--- start ---

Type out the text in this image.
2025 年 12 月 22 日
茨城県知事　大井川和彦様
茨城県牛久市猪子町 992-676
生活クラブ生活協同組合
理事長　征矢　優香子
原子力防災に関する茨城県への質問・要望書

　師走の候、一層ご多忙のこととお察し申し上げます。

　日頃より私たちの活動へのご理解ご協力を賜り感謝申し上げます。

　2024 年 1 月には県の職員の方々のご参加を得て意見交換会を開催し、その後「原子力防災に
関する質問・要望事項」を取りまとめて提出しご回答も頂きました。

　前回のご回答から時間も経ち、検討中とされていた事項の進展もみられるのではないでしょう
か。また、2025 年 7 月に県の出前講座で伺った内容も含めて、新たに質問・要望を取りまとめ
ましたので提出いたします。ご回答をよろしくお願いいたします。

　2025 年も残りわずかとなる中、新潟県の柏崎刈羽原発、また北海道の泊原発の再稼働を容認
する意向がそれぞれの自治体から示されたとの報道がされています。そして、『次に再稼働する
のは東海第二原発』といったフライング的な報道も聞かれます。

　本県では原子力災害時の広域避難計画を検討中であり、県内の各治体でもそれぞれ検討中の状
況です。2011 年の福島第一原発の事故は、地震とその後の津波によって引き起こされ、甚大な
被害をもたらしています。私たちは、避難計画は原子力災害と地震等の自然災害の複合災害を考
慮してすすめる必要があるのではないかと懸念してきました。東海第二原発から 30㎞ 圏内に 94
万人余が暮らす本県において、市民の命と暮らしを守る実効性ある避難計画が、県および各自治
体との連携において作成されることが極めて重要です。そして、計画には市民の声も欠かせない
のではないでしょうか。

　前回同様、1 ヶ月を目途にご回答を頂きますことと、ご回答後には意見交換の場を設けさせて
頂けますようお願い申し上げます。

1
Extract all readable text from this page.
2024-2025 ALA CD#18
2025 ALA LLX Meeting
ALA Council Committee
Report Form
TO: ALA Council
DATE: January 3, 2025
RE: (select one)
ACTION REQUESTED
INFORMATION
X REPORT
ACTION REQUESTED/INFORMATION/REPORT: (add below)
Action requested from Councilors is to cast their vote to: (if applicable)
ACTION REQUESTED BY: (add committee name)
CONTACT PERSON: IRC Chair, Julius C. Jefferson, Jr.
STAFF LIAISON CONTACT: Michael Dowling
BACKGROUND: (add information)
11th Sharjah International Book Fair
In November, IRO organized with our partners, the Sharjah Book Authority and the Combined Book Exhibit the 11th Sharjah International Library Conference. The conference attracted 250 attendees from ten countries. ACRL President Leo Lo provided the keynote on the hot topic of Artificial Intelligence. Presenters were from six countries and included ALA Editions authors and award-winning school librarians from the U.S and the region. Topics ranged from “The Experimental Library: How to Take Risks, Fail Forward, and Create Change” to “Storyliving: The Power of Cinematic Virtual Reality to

--- end ---

* **Exercise instructions**
List all lines in the material containing the string "text".

* **Reply**
Type out the text in this image.
Extract all readable text from this page.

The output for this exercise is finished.